▶ _WORK TO COMPLETE_
Check each line for the string "MunafaSutra". Give only the count of lines that have it.

· · · · ·

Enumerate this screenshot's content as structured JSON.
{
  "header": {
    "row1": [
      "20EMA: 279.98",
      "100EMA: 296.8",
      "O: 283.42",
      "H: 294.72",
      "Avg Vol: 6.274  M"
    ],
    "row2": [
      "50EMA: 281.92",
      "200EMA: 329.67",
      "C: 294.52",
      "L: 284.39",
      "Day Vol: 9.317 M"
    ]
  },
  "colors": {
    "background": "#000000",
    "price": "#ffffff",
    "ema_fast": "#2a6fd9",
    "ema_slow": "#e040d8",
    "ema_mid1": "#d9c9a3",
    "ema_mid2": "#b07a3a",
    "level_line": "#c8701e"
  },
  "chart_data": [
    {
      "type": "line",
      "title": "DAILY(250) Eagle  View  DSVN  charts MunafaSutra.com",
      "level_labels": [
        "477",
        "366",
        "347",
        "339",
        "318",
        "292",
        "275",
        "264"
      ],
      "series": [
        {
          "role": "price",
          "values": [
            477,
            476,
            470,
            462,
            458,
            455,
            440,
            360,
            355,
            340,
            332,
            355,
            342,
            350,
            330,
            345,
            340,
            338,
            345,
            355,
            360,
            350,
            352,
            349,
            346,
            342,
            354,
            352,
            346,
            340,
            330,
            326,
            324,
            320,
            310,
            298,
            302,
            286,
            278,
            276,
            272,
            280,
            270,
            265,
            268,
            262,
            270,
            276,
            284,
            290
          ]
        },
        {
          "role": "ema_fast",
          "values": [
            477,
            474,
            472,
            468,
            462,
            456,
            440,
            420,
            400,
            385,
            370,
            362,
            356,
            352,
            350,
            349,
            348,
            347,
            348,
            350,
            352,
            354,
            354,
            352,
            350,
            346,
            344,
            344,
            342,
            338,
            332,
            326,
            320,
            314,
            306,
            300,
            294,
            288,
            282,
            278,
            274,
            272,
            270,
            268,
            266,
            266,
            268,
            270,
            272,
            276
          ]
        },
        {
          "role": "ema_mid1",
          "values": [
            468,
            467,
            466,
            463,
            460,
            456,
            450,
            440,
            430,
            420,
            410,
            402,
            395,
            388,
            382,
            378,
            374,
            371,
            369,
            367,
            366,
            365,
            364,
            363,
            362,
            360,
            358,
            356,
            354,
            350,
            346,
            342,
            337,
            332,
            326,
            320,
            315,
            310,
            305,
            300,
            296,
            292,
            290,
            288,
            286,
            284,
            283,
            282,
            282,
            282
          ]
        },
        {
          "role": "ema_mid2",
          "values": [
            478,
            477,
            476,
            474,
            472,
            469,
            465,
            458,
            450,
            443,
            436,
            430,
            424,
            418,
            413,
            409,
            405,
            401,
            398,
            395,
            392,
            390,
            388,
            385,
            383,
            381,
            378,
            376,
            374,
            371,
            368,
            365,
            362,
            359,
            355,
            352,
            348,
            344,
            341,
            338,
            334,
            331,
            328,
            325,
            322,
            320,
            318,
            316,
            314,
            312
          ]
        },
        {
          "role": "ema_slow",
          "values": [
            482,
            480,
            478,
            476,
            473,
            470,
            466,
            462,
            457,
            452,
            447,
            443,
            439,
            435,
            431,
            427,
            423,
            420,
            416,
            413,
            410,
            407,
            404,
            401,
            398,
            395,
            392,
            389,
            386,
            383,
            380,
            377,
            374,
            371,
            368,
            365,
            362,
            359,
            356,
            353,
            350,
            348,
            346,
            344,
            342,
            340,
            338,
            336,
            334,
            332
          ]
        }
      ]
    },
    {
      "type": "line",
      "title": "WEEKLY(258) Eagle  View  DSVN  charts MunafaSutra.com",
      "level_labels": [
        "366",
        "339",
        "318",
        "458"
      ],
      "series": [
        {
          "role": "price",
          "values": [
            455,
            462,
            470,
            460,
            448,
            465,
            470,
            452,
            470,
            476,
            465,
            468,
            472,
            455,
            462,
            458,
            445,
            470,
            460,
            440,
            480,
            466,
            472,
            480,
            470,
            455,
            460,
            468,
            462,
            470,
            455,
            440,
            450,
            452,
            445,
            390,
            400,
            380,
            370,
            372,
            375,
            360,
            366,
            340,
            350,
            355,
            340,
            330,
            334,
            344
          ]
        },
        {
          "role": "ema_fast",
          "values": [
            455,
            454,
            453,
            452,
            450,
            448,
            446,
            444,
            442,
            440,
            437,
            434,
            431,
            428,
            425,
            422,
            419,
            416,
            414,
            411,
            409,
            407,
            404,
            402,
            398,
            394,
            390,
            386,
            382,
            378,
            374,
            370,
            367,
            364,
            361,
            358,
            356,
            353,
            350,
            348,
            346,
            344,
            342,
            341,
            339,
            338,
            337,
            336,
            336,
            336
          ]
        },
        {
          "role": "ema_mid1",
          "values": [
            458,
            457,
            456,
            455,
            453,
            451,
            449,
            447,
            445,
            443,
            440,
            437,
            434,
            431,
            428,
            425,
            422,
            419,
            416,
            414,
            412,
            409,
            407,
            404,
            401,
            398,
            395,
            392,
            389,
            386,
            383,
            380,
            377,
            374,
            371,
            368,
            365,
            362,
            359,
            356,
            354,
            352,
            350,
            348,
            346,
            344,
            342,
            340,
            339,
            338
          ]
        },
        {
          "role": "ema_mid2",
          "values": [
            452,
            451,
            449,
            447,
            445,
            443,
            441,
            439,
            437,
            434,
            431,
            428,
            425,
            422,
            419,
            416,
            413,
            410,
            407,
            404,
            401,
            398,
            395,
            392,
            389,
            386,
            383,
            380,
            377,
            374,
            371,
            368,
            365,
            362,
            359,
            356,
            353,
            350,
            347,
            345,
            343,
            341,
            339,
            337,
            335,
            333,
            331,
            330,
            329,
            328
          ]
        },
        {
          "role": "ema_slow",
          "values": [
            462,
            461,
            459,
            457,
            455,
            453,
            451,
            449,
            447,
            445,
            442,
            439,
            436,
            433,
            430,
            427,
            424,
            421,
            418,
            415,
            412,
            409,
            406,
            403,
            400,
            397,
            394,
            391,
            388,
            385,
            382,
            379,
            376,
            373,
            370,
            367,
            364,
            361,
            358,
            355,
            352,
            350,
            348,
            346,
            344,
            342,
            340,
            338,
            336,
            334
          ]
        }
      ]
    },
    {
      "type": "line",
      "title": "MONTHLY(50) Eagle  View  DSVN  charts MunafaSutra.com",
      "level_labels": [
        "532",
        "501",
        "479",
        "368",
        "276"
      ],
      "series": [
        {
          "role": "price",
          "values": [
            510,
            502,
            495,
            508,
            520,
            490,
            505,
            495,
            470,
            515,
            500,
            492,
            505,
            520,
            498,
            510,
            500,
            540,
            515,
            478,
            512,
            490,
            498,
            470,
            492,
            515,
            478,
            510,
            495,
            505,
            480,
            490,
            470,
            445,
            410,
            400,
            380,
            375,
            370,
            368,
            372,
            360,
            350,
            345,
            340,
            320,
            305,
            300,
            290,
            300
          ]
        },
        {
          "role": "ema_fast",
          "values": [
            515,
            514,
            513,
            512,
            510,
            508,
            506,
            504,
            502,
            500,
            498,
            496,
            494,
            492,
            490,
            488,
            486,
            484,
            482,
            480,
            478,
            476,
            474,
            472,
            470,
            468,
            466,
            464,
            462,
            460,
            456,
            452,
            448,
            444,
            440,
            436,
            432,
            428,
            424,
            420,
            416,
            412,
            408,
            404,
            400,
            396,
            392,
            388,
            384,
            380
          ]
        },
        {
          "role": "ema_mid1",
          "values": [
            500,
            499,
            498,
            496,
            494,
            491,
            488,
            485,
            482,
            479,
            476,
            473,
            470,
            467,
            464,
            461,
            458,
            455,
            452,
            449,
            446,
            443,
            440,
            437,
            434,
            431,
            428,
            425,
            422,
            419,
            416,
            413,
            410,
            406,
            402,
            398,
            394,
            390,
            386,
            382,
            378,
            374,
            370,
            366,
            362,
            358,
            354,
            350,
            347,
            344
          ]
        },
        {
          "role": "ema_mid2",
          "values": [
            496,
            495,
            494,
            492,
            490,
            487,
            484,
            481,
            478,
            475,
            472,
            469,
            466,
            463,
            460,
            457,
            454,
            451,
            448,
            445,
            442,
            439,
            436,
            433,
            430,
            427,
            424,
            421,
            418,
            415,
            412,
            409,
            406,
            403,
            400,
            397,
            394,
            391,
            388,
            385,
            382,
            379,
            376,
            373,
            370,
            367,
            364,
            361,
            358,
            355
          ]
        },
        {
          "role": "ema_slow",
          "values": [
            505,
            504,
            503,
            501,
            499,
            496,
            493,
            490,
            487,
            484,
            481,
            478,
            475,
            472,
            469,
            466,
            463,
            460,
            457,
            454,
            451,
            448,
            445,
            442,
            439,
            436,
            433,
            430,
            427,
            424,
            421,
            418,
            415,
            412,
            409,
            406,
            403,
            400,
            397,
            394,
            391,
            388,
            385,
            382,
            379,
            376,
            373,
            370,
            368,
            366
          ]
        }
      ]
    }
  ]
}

· · · · ·

▶ _COMPLETED TASK_
3